# [AIM OF THE TASK]
Identify all lines in the listing that include the word "screenshot", and copy them out.

# [DATA FOR THIS TASK]
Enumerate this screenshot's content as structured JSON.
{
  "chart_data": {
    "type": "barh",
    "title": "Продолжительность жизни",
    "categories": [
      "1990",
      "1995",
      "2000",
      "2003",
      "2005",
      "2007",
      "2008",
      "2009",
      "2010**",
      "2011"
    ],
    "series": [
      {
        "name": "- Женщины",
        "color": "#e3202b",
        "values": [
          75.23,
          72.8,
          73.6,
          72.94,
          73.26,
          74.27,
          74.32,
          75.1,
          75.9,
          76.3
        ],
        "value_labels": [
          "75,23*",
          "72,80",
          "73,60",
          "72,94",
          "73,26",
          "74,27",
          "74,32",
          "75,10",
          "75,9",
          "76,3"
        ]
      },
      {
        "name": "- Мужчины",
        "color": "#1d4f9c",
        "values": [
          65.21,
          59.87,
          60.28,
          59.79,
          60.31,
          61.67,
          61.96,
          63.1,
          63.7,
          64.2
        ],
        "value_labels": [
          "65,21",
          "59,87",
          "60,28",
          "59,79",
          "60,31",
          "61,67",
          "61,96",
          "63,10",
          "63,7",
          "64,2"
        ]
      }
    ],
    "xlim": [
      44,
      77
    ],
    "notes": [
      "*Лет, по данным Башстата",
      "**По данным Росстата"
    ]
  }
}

==

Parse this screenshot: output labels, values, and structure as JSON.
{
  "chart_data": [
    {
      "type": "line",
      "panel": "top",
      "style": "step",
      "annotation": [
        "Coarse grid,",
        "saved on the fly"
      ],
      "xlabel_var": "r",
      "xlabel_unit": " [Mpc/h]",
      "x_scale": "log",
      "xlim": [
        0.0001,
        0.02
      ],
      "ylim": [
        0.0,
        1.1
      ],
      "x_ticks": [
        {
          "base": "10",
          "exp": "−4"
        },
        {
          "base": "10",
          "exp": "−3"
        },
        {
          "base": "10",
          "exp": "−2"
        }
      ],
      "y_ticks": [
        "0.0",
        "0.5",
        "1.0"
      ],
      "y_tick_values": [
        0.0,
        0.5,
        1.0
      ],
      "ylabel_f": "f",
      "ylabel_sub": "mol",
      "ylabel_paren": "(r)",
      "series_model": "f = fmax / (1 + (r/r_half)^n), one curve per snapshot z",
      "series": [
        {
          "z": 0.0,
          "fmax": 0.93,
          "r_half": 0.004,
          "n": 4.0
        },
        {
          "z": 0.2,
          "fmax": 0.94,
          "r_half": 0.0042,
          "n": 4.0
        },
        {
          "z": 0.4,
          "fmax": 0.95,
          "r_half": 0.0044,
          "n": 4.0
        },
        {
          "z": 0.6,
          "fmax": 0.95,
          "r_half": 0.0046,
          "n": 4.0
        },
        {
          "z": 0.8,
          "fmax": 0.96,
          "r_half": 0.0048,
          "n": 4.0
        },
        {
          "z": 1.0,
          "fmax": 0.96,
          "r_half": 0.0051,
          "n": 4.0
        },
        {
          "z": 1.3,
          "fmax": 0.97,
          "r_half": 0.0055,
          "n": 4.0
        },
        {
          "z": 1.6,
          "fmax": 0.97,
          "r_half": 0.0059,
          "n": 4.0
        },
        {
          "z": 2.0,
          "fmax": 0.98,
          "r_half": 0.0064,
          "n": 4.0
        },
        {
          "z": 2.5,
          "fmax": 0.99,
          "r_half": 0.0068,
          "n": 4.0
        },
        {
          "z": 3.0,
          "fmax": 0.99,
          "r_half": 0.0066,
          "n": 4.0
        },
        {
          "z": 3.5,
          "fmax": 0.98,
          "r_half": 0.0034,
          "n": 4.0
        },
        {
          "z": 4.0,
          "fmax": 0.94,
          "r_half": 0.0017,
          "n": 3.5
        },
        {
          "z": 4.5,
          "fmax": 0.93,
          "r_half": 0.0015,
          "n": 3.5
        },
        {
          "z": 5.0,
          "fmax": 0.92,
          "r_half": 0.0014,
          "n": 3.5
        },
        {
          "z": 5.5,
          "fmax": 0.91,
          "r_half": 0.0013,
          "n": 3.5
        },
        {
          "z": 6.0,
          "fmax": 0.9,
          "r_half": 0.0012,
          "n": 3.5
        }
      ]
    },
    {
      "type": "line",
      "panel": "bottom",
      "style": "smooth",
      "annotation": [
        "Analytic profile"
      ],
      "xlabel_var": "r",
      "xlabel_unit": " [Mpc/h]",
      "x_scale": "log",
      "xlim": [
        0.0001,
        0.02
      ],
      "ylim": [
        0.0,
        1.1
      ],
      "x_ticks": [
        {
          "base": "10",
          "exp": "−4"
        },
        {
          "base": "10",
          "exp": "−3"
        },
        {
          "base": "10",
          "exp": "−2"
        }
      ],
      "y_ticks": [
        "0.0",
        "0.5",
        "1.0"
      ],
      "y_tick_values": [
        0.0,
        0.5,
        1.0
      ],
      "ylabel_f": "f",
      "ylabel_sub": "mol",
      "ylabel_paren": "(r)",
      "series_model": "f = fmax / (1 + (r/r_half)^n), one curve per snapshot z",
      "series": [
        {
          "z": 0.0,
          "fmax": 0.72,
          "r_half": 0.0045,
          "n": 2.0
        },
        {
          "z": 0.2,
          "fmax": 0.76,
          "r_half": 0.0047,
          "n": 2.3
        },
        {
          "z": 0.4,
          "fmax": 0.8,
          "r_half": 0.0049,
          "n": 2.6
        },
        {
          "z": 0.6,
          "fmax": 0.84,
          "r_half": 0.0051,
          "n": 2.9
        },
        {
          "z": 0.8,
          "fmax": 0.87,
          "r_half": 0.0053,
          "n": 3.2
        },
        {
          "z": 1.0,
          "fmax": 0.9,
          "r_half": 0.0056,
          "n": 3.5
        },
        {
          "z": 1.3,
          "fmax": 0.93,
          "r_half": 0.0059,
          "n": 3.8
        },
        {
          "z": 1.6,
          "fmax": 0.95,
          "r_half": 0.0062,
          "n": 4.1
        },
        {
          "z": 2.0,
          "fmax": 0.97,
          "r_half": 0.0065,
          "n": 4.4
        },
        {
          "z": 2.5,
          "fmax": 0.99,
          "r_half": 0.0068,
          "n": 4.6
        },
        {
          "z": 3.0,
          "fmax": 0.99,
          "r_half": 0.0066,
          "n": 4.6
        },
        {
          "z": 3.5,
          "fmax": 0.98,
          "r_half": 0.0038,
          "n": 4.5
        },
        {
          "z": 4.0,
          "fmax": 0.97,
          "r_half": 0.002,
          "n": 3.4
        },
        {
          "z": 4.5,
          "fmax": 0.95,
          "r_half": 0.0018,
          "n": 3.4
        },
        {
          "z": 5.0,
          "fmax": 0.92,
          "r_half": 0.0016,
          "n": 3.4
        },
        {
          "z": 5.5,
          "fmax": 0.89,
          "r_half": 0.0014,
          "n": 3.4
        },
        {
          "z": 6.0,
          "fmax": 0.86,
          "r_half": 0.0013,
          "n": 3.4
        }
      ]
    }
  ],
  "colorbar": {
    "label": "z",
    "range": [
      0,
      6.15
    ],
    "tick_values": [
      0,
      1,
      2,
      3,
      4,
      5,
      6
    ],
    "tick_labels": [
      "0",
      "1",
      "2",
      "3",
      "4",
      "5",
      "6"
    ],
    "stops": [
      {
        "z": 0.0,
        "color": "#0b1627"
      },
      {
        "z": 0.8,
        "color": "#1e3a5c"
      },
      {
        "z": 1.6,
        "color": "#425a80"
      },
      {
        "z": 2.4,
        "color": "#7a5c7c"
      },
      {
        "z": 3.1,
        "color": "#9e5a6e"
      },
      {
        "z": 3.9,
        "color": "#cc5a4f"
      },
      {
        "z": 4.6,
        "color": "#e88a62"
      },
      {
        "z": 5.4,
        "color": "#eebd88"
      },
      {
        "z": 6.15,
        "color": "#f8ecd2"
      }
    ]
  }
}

--

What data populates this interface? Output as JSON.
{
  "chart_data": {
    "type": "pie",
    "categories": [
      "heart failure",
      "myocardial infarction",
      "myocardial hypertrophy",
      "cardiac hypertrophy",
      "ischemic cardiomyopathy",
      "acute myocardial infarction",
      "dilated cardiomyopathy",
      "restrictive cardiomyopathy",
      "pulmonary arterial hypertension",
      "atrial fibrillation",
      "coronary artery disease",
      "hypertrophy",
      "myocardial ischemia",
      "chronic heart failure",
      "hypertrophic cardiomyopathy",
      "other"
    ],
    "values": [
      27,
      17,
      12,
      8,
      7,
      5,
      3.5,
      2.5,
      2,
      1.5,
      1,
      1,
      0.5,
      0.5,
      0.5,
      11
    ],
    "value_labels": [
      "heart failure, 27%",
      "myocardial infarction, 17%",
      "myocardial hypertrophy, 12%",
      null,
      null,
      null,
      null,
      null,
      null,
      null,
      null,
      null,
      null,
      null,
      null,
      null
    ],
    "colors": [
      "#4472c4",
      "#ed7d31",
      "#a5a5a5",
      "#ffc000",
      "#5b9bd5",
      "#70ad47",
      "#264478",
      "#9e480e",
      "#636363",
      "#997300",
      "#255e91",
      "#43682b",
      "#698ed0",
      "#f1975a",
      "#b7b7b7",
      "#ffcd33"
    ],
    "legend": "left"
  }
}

# [RESULT OF THIS TASK]
Enumerate this screenshot's content as structured JSON.
Parse this screenshot: output labels, values, and structure as JSON.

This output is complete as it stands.